Task to complete — Pick out every line with the word "ручная" and copy it.

Data records —
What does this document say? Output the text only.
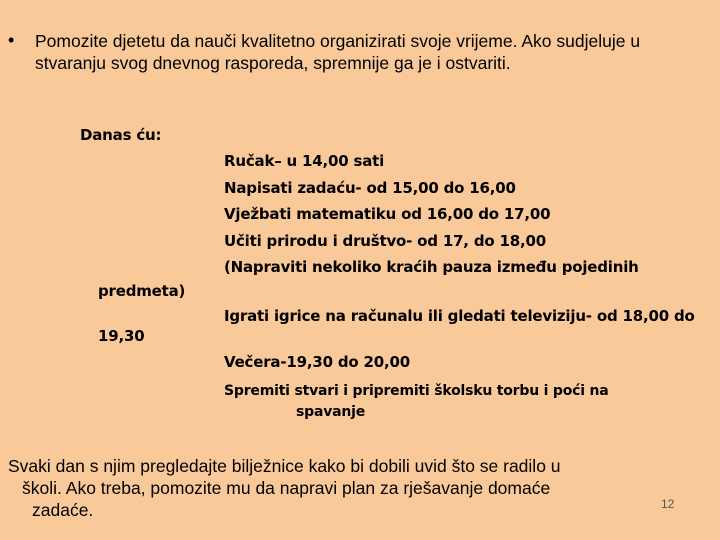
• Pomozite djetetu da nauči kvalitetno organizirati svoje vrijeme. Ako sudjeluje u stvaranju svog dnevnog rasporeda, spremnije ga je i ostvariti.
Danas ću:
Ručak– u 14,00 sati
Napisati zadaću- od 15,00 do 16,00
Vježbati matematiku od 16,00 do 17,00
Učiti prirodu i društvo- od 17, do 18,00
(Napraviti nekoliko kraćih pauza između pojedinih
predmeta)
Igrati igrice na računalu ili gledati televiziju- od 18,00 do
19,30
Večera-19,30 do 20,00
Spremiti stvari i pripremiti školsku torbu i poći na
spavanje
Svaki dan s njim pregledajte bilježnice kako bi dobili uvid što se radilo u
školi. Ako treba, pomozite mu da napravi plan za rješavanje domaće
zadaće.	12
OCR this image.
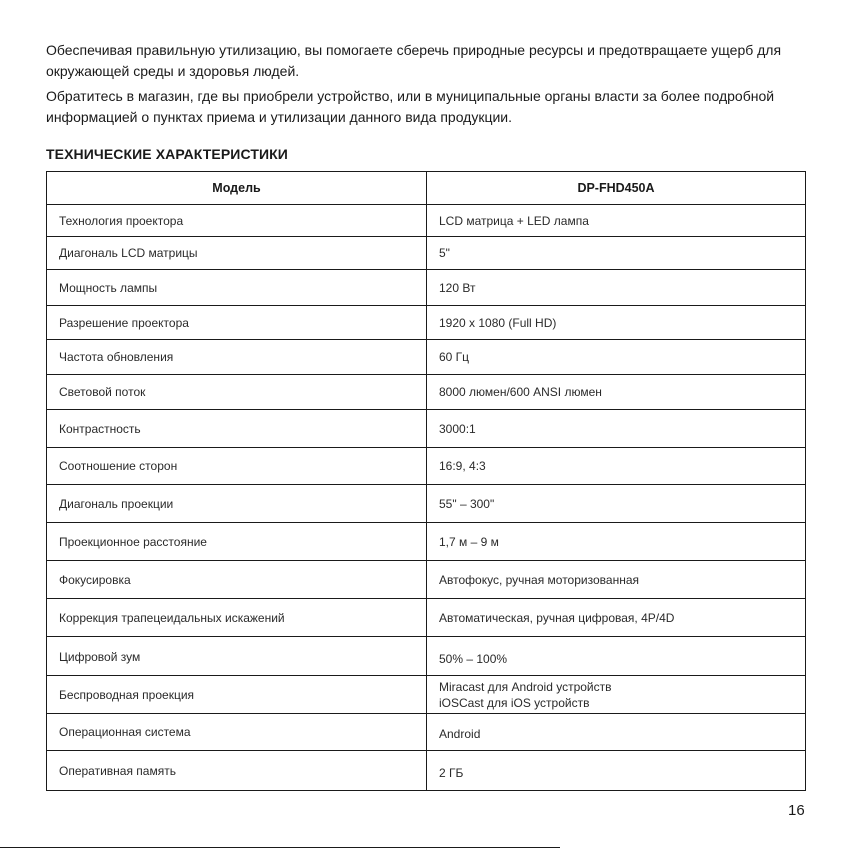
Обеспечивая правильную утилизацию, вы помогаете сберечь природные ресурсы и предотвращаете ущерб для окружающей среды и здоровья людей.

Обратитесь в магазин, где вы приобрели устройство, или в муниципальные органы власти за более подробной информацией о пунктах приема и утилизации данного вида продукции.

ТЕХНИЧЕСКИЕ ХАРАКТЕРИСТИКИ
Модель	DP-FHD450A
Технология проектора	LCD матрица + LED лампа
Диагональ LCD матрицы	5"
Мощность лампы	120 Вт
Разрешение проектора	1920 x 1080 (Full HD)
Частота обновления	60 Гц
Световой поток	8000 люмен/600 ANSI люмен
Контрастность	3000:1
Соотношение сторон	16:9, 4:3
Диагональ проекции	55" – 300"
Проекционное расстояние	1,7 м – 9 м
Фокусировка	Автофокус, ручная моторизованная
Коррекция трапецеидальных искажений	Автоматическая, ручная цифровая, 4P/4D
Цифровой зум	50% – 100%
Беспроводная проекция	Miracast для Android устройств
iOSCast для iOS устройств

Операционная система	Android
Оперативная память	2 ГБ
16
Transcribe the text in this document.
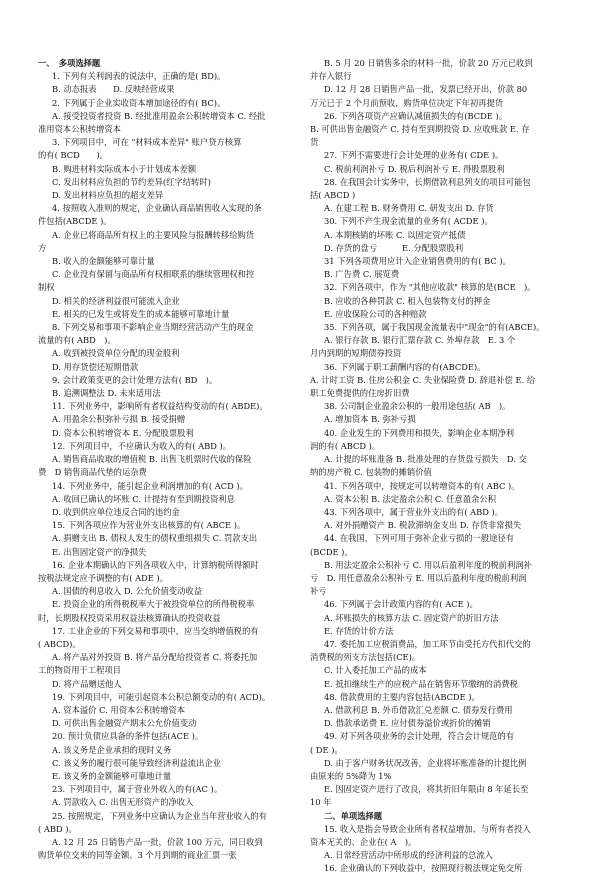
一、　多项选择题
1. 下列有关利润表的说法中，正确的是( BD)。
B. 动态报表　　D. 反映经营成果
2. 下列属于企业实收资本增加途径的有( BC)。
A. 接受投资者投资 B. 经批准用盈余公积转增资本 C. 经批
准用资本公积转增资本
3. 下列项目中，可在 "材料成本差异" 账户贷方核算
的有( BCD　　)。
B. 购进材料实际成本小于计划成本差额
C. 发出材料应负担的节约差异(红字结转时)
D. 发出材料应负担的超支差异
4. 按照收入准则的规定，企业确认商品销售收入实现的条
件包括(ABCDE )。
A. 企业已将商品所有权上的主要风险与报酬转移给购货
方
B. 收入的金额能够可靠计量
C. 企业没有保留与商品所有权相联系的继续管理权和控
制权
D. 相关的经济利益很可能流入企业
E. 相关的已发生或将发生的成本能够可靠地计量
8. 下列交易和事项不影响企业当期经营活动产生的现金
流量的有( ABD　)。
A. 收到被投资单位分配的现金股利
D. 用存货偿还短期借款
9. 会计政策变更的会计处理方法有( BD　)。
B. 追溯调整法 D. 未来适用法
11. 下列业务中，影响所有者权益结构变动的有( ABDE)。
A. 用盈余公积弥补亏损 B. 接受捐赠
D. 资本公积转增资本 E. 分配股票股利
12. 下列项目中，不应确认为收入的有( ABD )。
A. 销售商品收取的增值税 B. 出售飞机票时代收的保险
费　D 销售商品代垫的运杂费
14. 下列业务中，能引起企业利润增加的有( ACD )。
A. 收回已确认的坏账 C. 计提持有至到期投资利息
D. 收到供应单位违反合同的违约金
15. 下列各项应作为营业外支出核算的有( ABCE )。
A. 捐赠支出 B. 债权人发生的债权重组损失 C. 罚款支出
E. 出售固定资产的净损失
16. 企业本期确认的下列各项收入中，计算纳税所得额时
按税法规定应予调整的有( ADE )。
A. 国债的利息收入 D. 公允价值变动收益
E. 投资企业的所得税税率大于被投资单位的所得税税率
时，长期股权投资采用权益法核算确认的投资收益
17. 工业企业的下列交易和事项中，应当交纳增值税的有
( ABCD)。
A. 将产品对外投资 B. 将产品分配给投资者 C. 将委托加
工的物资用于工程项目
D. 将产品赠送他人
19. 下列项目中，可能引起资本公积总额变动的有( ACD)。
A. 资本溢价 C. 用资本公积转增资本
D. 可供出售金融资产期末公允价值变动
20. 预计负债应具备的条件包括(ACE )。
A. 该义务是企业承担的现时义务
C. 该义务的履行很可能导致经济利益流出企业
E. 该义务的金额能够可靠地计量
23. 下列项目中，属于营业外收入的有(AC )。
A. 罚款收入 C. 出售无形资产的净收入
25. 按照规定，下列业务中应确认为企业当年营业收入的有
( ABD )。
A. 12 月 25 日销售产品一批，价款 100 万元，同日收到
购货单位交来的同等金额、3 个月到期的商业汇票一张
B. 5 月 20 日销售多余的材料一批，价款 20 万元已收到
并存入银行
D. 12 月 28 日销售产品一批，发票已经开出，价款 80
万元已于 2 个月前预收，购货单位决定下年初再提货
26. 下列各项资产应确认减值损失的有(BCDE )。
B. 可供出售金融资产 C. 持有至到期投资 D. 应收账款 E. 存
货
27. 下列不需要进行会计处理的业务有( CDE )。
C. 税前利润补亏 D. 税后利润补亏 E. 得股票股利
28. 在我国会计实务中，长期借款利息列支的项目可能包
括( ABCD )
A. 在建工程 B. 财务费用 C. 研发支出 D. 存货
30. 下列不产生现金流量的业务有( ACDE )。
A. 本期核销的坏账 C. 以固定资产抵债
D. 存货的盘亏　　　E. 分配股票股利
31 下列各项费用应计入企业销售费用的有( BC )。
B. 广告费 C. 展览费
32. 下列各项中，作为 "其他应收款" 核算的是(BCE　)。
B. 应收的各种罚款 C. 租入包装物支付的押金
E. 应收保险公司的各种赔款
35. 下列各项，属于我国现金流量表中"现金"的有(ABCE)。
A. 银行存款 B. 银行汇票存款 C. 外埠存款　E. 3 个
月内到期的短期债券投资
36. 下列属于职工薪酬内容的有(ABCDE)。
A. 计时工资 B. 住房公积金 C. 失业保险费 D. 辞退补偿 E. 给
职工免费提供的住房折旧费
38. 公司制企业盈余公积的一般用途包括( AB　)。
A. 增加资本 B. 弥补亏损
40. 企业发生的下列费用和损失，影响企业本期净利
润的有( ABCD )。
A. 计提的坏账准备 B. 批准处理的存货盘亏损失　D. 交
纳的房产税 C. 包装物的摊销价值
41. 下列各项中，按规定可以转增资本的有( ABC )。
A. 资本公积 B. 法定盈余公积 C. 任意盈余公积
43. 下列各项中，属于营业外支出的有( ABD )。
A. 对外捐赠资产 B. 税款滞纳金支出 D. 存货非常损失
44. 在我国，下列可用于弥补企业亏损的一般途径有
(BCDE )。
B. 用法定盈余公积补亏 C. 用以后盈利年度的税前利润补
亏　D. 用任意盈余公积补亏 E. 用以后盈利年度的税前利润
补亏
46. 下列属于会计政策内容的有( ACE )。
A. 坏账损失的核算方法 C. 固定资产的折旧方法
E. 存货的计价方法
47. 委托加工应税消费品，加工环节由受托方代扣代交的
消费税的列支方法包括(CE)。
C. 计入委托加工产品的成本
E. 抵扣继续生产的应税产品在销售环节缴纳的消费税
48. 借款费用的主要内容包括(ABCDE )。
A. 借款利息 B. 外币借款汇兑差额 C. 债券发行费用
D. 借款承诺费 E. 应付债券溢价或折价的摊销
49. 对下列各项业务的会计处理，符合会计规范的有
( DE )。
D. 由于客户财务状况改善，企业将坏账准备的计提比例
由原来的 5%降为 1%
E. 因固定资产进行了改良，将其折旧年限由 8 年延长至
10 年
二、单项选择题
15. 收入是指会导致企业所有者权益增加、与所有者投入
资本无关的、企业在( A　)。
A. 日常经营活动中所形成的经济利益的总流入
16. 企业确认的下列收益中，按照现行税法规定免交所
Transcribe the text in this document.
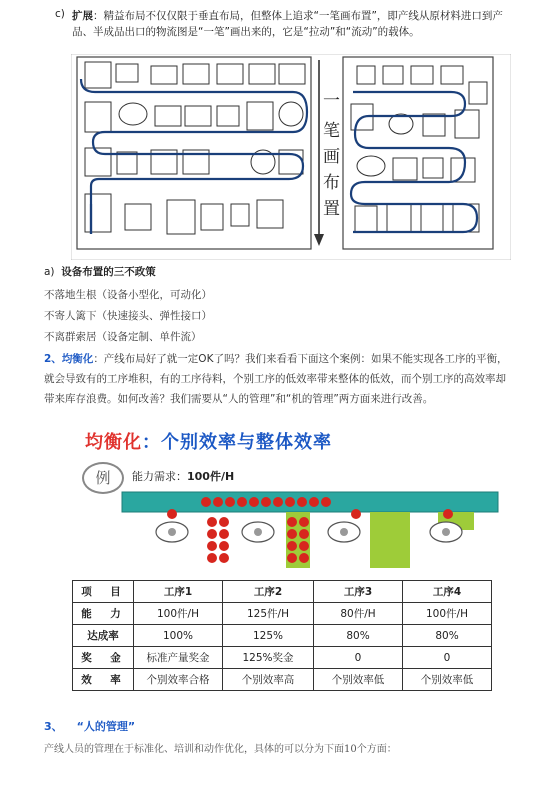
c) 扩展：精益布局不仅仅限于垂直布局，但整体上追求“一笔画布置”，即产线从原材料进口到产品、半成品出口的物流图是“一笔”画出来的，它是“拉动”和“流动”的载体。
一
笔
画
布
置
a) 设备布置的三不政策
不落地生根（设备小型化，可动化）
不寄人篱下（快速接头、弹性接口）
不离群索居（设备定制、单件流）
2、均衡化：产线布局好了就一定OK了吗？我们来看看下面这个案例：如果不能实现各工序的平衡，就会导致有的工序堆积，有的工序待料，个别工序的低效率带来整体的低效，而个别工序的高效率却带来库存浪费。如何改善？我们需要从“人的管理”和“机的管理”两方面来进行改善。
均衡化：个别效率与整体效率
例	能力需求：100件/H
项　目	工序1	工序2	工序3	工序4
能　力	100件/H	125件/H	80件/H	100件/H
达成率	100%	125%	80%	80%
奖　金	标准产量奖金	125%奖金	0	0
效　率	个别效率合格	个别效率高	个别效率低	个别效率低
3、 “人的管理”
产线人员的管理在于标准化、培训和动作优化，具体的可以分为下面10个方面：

Output —
Фокусировка	Автофокус, ручная моторизованная
Коррекция трапецеидальных искажений	Автоматическая, ручная цифровая, 4P/4D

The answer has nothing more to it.